> [TASK DESCRIPTION]:
Filter these entries so that only lines with the word "this" remain.

> [MATERIAL SUPPLIED]:
====================

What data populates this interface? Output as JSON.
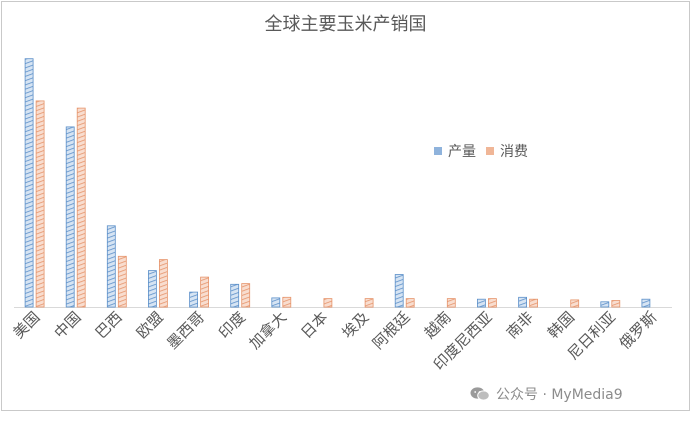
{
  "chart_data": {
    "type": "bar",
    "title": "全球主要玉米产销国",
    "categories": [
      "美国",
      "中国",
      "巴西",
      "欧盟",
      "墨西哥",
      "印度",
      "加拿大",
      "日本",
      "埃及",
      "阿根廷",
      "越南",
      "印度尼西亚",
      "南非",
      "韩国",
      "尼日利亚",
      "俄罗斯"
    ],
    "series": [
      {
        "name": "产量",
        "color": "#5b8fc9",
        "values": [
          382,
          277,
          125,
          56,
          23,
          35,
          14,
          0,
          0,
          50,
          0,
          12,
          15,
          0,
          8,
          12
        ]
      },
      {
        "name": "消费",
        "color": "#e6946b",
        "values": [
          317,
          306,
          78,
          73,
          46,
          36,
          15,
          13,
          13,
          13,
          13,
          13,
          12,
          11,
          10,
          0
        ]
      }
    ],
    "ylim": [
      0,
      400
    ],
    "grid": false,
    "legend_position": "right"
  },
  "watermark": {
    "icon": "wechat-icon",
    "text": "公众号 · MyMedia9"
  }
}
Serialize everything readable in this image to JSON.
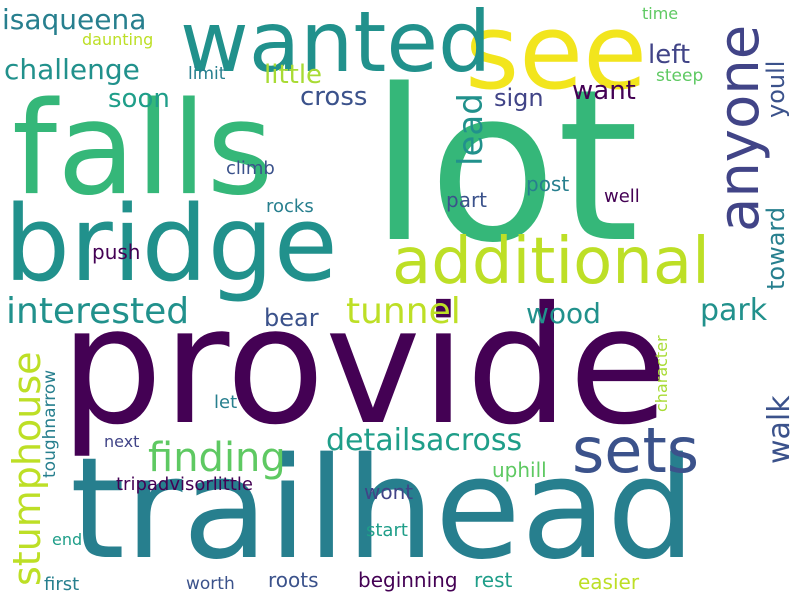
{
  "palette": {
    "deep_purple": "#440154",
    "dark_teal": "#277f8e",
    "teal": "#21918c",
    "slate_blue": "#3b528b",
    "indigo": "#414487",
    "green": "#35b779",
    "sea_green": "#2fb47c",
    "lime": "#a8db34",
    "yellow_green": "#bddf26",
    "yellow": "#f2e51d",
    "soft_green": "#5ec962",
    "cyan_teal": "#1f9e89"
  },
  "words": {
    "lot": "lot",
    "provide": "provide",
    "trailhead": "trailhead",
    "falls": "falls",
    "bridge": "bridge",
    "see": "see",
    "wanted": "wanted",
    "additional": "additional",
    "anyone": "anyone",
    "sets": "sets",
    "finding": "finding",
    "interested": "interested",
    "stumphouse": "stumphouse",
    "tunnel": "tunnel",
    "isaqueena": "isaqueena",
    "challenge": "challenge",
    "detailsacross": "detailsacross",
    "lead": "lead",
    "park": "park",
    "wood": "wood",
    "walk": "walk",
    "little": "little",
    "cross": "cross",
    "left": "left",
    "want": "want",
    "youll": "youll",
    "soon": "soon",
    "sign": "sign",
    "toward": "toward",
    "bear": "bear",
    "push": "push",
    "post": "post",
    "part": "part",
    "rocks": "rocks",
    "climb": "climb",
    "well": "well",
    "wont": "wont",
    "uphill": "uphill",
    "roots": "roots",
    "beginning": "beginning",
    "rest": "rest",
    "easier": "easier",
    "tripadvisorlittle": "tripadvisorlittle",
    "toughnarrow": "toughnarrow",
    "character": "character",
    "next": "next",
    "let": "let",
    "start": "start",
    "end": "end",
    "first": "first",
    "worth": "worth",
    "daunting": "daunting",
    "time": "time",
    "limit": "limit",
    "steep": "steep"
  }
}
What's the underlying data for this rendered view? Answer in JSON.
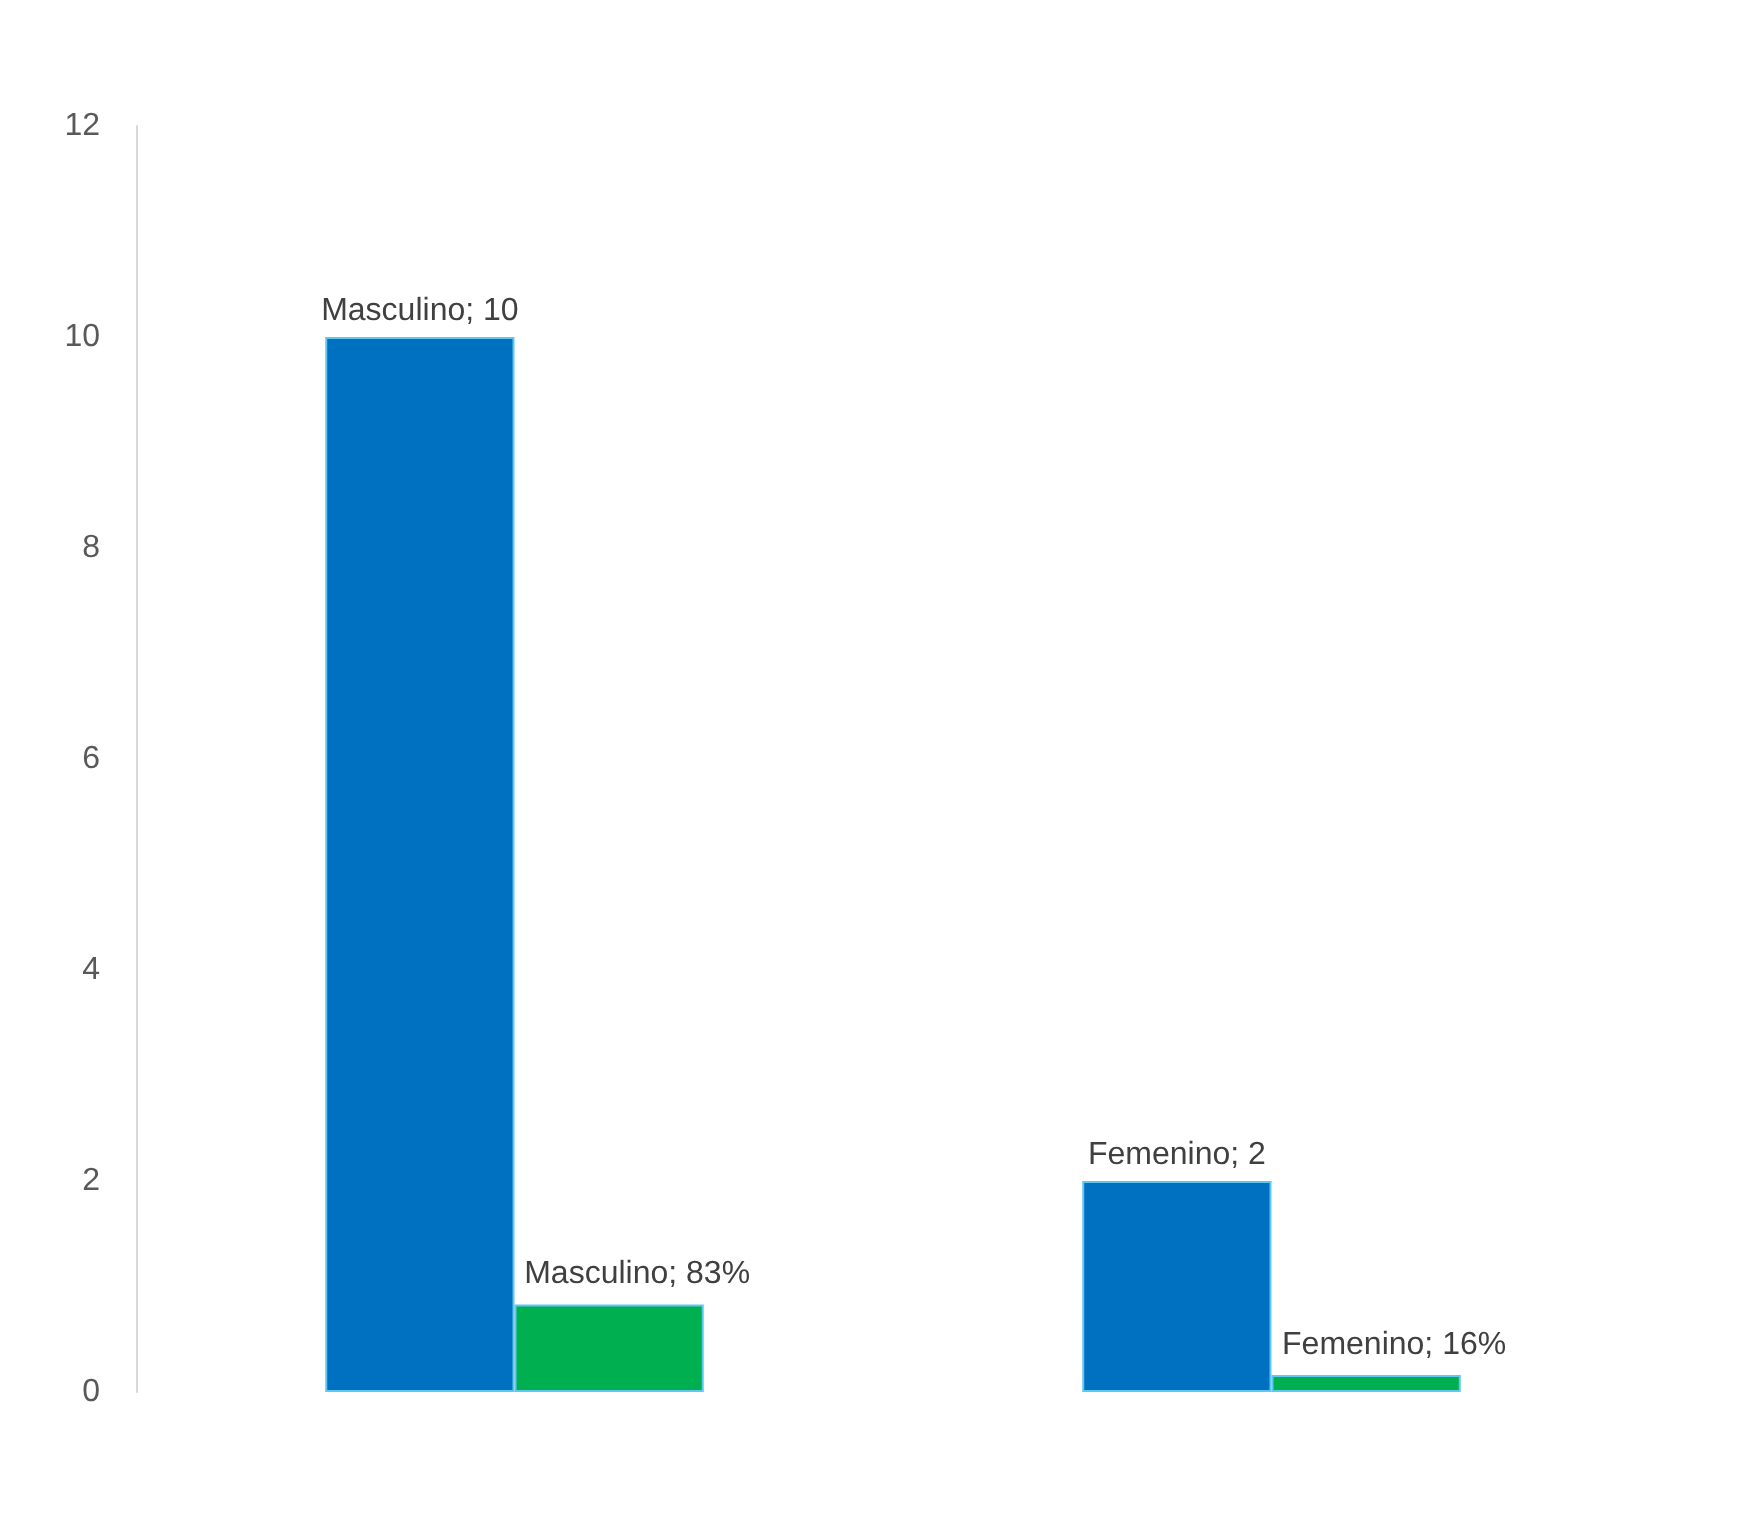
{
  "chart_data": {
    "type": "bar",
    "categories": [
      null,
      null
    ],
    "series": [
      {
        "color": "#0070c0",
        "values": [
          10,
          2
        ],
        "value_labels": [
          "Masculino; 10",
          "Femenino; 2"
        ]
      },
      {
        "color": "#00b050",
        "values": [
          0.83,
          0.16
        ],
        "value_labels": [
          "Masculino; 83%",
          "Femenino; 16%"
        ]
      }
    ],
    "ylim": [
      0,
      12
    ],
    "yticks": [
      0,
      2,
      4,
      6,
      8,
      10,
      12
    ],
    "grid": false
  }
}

====================

> [IN RESPONSE]:
What data populates this interface? Output as JSON.
Serialize everything readable in this image to JSON.
What's the underlying data for this rendered view? Answer in JSON.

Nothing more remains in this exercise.